• _Task requirements_
Recast every line of the entries below as a Markdown table with the columns "Row" and "Line", numbering each row and omitting blank lines. Leave the pictures out of the table.

• _Data for this task_

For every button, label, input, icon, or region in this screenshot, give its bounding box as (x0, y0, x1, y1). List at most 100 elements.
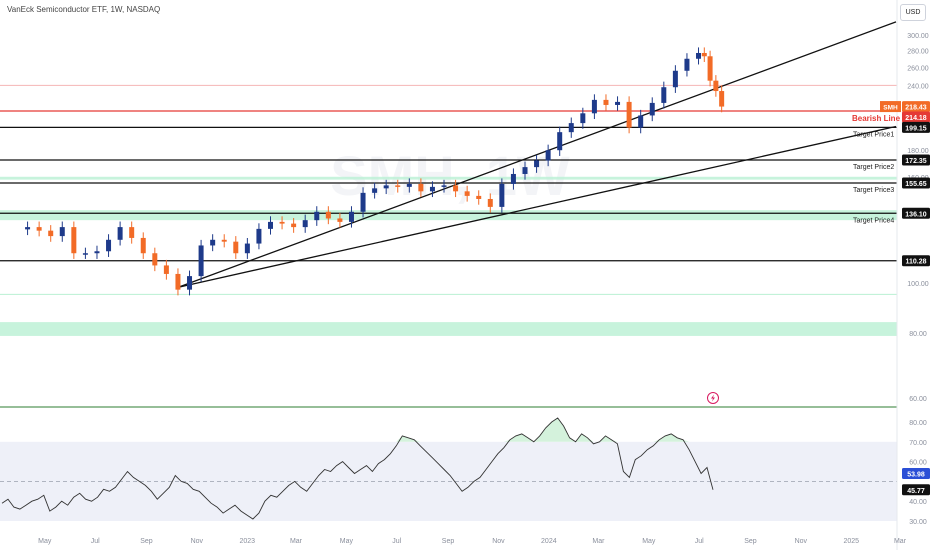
candle-body (499, 183, 505, 207)
target-price-tag-3: 155.65 (905, 181, 927, 188)
rsi-value-tag-2-bg (902, 484, 930, 496)
candle-body (707, 56, 713, 81)
candle-body (510, 173, 516, 184)
time-axis-label: Mar (290, 538, 303, 545)
lightning-icon (711, 394, 715, 402)
time-axis-label: May (340, 538, 354, 545)
candle-body (348, 211, 354, 222)
time-axis-label: Sep (744, 538, 757, 545)
price-tick-label: 60.00 (909, 396, 927, 403)
candle-body (429, 186, 435, 192)
price-tick-label: 260.00 (907, 65, 929, 72)
candle-body (337, 218, 343, 222)
candle-body (140, 237, 146, 254)
candle-body (545, 150, 551, 161)
candle-body (198, 245, 204, 277)
price-tick-label: 100.00 (907, 281, 929, 288)
candle-body (221, 239, 227, 242)
target-label-3: Target Price3 (853, 187, 894, 194)
rsi-value-tag-2: 45.77 (907, 488, 925, 495)
candle-body (487, 198, 493, 207)
time-axis-label: Sep (140, 538, 153, 545)
price-tick-label: 280.00 (907, 49, 929, 56)
candle-body (383, 185, 389, 189)
target-price-tag-5: 110.28 (905, 259, 926, 266)
price-tick-label: 180.00 (907, 148, 929, 155)
target-price-tag-2-bg (902, 154, 930, 166)
trendline-2 (177, 125, 897, 288)
candle-body (580, 113, 586, 124)
candle-body (557, 132, 563, 151)
candle-body (59, 227, 65, 237)
target-label-1: Target Price1 (853, 131, 894, 138)
candle-body (48, 230, 54, 237)
candle-body (418, 183, 424, 192)
candle-body (464, 191, 470, 196)
candle-body (71, 227, 77, 254)
time-axis-label: Nov (492, 538, 505, 545)
time-axis-label: Sep (442, 538, 455, 545)
time-axis-label: Jul (91, 538, 100, 545)
time-axis-label: 2023 (239, 538, 255, 545)
candle-body (713, 80, 719, 92)
candle-body (701, 52, 707, 57)
time-axis-label: Mar (592, 538, 605, 545)
candle-body (325, 211, 331, 219)
bearish-price-label-bg (902, 111, 930, 123)
candle-body (279, 221, 285, 224)
candle-body (476, 195, 482, 199)
candle-body (568, 123, 574, 133)
candle-body (372, 188, 378, 193)
support-zone-0 (0, 176, 897, 180)
candle-body (25, 227, 31, 230)
target-price-tag-3-bg (902, 177, 930, 189)
candle-body (117, 227, 123, 240)
candle-body (233, 241, 239, 254)
candle-body (267, 221, 273, 229)
time-axis-label: 2024 (541, 538, 557, 545)
candle-body (719, 91, 725, 107)
target-price-tag-4: 136.10 (905, 211, 927, 218)
candle-body (129, 227, 135, 238)
candle-body (82, 253, 88, 255)
candle-body (522, 167, 528, 174)
target-price-tag-4-bg (902, 207, 930, 219)
price-tick-label: 300.00 (907, 33, 929, 40)
currency-selector[interactable]: USD (900, 4, 926, 21)
rsi-tick-label: 30.00 (909, 519, 927, 526)
candle-body (36, 227, 42, 231)
bearish-line-label: Bearish Line (852, 114, 901, 123)
candle-body (106, 239, 112, 252)
candle-body (395, 185, 401, 187)
chart-title: VanEck Semiconductor ETF, 1W, NASDAQ (7, 5, 161, 14)
candle-body (94, 251, 100, 254)
candle-body (187, 276, 193, 290)
target-price-tag-2: 172.35 (905, 158, 927, 165)
time-axis-label: May (642, 538, 656, 545)
candle-body (256, 228, 262, 244)
rsi-tick-label: 70.00 (909, 440, 927, 447)
target-price-tag-1: 199.15 (905, 125, 927, 132)
target-price-tag-1-bg (902, 121, 930, 133)
candle-body (406, 183, 412, 187)
trendline-1 (177, 21, 897, 288)
target-label-4: Target Price4 (853, 217, 894, 224)
candle-body (696, 52, 702, 59)
time-axis-label: Jul (695, 538, 704, 545)
candle-body (615, 101, 621, 105)
candle-body (638, 115, 644, 128)
candle-body (302, 220, 308, 228)
rsi-tick-label: 80.00 (909, 420, 927, 427)
candle-body (534, 160, 540, 168)
symbol-tag: SMH (883, 105, 898, 112)
time-axis-label: Nov (795, 538, 808, 545)
target-price-tag-5-bg (902, 255, 930, 267)
candle-body (152, 253, 158, 266)
candle-body (291, 223, 297, 228)
price-tick-label: 80.00 (909, 331, 927, 338)
candle-body (175, 273, 181, 290)
candle-body (603, 99, 609, 105)
candle-body (244, 243, 250, 254)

• _Answer to the problem_
| Row | Line |
|---|---|
| 1 | For every button, label, input, icon, or region in this screenshot, give its bounding box as (x0, y0, x1, y1). List at most 100 elements. |
| 2 | candle-body (499, 183, 505, 207) |
| 3 | target-price-tag-3: 155.65 (905, 181, 927, 188) |
| 4 | rsi-value-tag-2-bg (902, 484, 930, 496) |
| 5 | candle-body (707, 56, 713, 81) |
| 6 | candle-body (510, 173, 516, 184) |
| 7 | time-axis-label: Mar (290, 538, 303, 545) |
| 8 | lightning-icon (711, 394, 715, 402) |
| 9 | time-axis-label: May (340, 538, 354, 545) |
| 10 | candle-body (348, 211, 354, 222) |
| 11 | time-axis-label: Sep (744, 538, 757, 545) |
| 12 | price-tick-label: 60.00 (909, 396, 927, 403) |
| 13 | candle-body (429, 186, 435, 192) |
| 14 | price-tick-label: 260.00 (907, 65, 929, 72) |
| 15 | candle-body (337, 218, 343, 222) |
| 16 | candle-body (140, 237, 146, 254) |
| 17 | candle-body (545, 150, 551, 161) |
| 18 | candle-body (198, 245, 204, 277) |
| 19 | price-tick-label: 100.00 (907, 281, 929, 288) |
| 20 | candle-body (221, 239, 227, 242) |
| 21 | target-label-3: Target Price3 (853, 187, 894, 194) |
| 22 | rsi-value-tag-2: 45.77 (907, 488, 925, 495) |
| 23 | candle-body (487, 198, 493, 207) |
| 24 | time-axis-label: Sep (140, 538, 153, 545) |
| 25 | price-tick-label: 280.00 (907, 49, 929, 56) |
| 26 | candle-body (383, 185, 389, 189) |
| 27 | target-price-tag-5: 110.28 (905, 259, 926, 266) |
| 28 | price-tick-label: 180.00 (907, 148, 929, 155) |
| 29 | target-price-tag-2-bg (902, 154, 930, 166) |
| 30 | trendline-2 (177, 125, 897, 288) |
| 31 | candle-body (580, 113, 586, 124) |
| 32 | candle-body (557, 132, 563, 151) |
| 33 | candle-body (59, 227, 65, 237) |
| 34 | target-label-1: Target Price1 (853, 131, 894, 138) |
| 35 | candle-body (48, 230, 54, 237) |
| 36 | candle-body (418, 183, 424, 192) |
| 37 | candle-body (464, 191, 470, 196) |
| 38 | candle-body (71, 227, 77, 254) |
| 39 | time-axis-label: Nov (492, 538, 505, 545) |
| 40 | time-axis-label: Sep (442, 538, 455, 545) |
| 41 | time-axis-label: Jul (91, 538, 100, 545) |
| 42 | time-axis-label: 2023 (239, 538, 255, 545) |
| 43 | candle-body (713, 80, 719, 92) |
| 44 | candle-body (701, 52, 707, 57) |
| 45 | time-axis-label: Mar (592, 538, 605, 545) |
| 46 | candle-body (325, 211, 331, 219) |
| 47 | bearish-price-label-bg (902, 111, 930, 123) |
| 48 | candle-body (279, 221, 285, 224) |
| 49 | candle-body (476, 195, 482, 199) |
| 50 | candle-body (568, 123, 574, 133) |
| 51 | candle-body (372, 188, 378, 193) |
| 52 | support-zone-0 (0, 176, 897, 180) |
| 53 | candle-body (25, 227, 31, 230) |
| 54 | target-price-tag-3-bg (902, 177, 930, 189) |
| 55 | candle-body (117, 227, 123, 240) |
| 56 | candle-body (233, 241, 239, 254) |
| 57 | candle-body (267, 221, 273, 229) |
| 58 | time-axis-label: 2024 (541, 538, 557, 545) |
| 59 | candle-body (719, 91, 725, 107) |
| 60 | target-price-tag-4: 136.10 (905, 211, 927, 218) |
| 61 | candle-body (129, 227, 135, 238) |
| 62 | candle-body (82, 253, 88, 255) |
| 63 | candle-body (522, 167, 528, 174) |
| 64 | target-price-tag-4-bg (902, 207, 930, 219) |
| 65 | price-tick-label: 300.00 (907, 33, 929, 40) |
| 66 | currency-selector[interactable]: USD (900, 4, 926, 21) |
| 67 | rsi-tick-label: 30.00 (909, 519, 927, 526) |
| 68 | candle-body (36, 227, 42, 231) |
| 69 | bearish-line-label: Bearish Line (852, 114, 901, 123) |
| 70 | candle-body (106, 239, 112, 252) |
| 71 | candle-body (395, 185, 401, 187) |
| 72 | chart-title: VanEck Semiconductor ETF, 1W, NASDAQ (7, 5, 161, 14) |
| 73 | candle-body (94, 251, 100, 254) |
| 74 | candle-body (187, 276, 193, 290) |
| 75 | target-price-tag-2: 172.35 (905, 158, 927, 165) |
| 76 | time-axis-label: May (642, 538, 656, 545) |
| 77 | candle-body (256, 228, 262, 244) |
| 78 | rsi-tick-label: 70.00 (909, 440, 927, 447) |
| 79 | target-price-tag-1: 199.15 (905, 125, 927, 132) |
| 80 | target-price-tag-1-bg (902, 121, 930, 133) |
| 81 | candle-body (406, 183, 412, 187) |
| 82 | trendline-1 (177, 21, 897, 288) |
| 83 | target-label-4: Target Price4 (853, 217, 894, 224) |
| 84 | candle-body (696, 52, 702, 59) |
| 85 | time-axis-label: Jul (695, 538, 704, 545) |
| 86 | candle-body (615, 101, 621, 105) |
| 87 | candle-body (638, 115, 644, 128) |
| 88 | candle-body (302, 220, 308, 228) |
| 89 | rsi-tick-label: 80.00 (909, 420, 927, 427) |
| 90 | candle-body (534, 160, 540, 168) |
| 91 | symbol-tag: SMH (883, 105, 898, 112) |
| 92 | time-axis-label: Nov (795, 538, 808, 545) |
| 93 | target-price-tag-5-bg (902, 255, 930, 267) |
| 94 | candle-body (152, 253, 158, 266) |
| 95 | candle-body (291, 223, 297, 228) |
| 96 | price-tick-label: 80.00 (909, 331, 927, 338) |
| 97 | candle-body (175, 273, 181, 290) |
| 98 | candle-body (603, 99, 609, 105) |
| 99 | candle-body (244, 243, 250, 254) |